LiteLLM¶
Universal LLM gateway that provides a unified OpenAI-compatible API for 100+ LLM providers. Route requests across vLLM, SGLang, TGI, AWS Bedrock, and more with built-in load balancing, rate limiting, and cost tracking.
| Category | ai-gateway |
| Official Docs | LiteLLM Documentation |
| CLI Install | ./cli ai-gateway litellm install |
| CLI Uninstall | ./cli ai-gateway litellm uninstall |
| Namespace | litellm |
Overview¶
LiteLLM acts as a proxy layer between your applications and LLM providers, offering: - Unified API: Single OpenAI-compatible interface for all providers - Model Routing: Automatic failover and load balancing across models - Cost Tracking: Real-time spend monitoring and budget limits - Rate Limiting: Per-user, per-key, or per-model throttling - Guardrails Integration: Optional Guardrails AI and AWS Bedrock Guardrails - Observability: Langfuse tracing and analytics
Installation¶
The installer automatically: 1. Detects deployed vLLM, SGLang, TGI models 2. Configures AWS Bedrock models from config.json 3. Generates config.yaml with model routing 4. Deploys LiteLLM proxy to litellm namespace 5. Configures Guardrails AI if enabled 6. Sets up Langfuse integration if installed
Verification¶
# Check LiteLLM pods
kubectl get pods -n litellm
# Check service
kubectl get svc -n litellm
# Port-forward for testing
kubectl port-forward svc/litellm 4000:4000 -n litellm --address 0.0.0.0 &
# List available models
curl http://localhost:4000/v1/models
# Test chat completion
curl http://localhost:4000/v1/chat/completions \
-H "Content-Type: application/json" \
-H "Authorization: Bearer sk-1234" \
-d '{
"model": "vllm/qwen3-30b-instruct-fp8",
"messages": [{"role": "user", "content": "Hello!"}],
"max_tokens": 50
}'
Configuration¶
Model Routing¶
LiteLLM automatically discovers and configures models from: - vLLM: Detects Dynamo vLLM deployments in dynamo-system namespace - SGLang/TGI/Ollama: Detects deployments in respective namespaces - AWS Bedrock: Reads from config.json → bedrock.llm.models
Example generated config.yaml:
model_list:
# vLLM models (auto-detected)

━━━━━━

What the exercise asks:
According to the LiteLLM page, in which namespace does LiteLLM look for Dynamo vLLM deployments?

━━━━━━

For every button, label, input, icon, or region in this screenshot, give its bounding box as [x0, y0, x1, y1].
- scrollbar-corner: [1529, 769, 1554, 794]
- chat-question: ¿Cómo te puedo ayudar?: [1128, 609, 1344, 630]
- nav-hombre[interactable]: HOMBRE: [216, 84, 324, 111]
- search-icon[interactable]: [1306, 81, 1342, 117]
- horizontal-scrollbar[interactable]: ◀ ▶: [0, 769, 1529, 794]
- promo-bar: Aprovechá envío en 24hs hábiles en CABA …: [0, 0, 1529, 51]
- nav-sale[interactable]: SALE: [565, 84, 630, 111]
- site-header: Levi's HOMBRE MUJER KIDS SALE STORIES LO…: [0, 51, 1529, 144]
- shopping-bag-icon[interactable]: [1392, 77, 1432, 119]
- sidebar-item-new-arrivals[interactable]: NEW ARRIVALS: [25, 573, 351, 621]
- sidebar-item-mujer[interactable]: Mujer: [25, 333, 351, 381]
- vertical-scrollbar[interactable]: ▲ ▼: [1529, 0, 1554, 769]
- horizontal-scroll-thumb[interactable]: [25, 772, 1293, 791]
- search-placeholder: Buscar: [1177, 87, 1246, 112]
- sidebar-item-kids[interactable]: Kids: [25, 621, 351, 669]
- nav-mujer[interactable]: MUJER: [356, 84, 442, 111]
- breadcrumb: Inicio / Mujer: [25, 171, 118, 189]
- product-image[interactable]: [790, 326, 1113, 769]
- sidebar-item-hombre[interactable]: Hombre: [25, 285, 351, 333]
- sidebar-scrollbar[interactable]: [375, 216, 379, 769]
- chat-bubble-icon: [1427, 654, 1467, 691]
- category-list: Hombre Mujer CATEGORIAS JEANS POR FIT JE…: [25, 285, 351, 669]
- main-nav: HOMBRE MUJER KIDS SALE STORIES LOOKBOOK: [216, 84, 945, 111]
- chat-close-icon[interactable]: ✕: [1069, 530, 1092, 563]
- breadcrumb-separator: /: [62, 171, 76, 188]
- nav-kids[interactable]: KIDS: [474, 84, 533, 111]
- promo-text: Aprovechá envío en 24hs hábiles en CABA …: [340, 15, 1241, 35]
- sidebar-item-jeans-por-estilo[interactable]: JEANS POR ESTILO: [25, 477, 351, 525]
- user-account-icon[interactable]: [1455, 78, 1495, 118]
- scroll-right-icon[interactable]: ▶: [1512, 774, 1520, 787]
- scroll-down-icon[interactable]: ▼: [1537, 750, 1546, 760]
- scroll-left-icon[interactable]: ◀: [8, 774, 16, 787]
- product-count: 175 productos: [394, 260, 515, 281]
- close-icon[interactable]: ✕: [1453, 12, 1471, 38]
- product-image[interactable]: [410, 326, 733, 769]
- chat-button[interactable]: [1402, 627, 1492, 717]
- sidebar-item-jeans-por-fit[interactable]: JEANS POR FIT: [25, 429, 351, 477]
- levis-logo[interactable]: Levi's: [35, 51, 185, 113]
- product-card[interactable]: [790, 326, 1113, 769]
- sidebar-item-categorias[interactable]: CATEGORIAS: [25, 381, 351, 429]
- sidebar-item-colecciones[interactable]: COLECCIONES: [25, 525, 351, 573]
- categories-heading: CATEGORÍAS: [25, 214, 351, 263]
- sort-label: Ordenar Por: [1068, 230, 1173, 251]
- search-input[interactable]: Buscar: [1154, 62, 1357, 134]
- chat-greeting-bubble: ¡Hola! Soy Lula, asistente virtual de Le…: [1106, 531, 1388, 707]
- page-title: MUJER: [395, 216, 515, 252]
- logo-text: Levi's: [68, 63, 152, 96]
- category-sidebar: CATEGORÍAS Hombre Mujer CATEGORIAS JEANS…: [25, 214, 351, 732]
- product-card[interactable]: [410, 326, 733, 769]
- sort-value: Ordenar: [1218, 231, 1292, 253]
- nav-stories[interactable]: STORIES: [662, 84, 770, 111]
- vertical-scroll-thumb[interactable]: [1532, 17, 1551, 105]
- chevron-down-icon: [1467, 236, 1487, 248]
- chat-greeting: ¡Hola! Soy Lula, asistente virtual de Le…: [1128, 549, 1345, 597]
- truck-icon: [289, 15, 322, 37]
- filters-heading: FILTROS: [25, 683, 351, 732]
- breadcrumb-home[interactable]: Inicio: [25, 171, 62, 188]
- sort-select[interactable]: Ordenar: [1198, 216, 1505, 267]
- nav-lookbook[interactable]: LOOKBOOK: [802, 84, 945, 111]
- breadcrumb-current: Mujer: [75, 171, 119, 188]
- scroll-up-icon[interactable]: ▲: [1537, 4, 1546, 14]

━━━━━━

Solution to this exercise:
The dynamo-system namespace.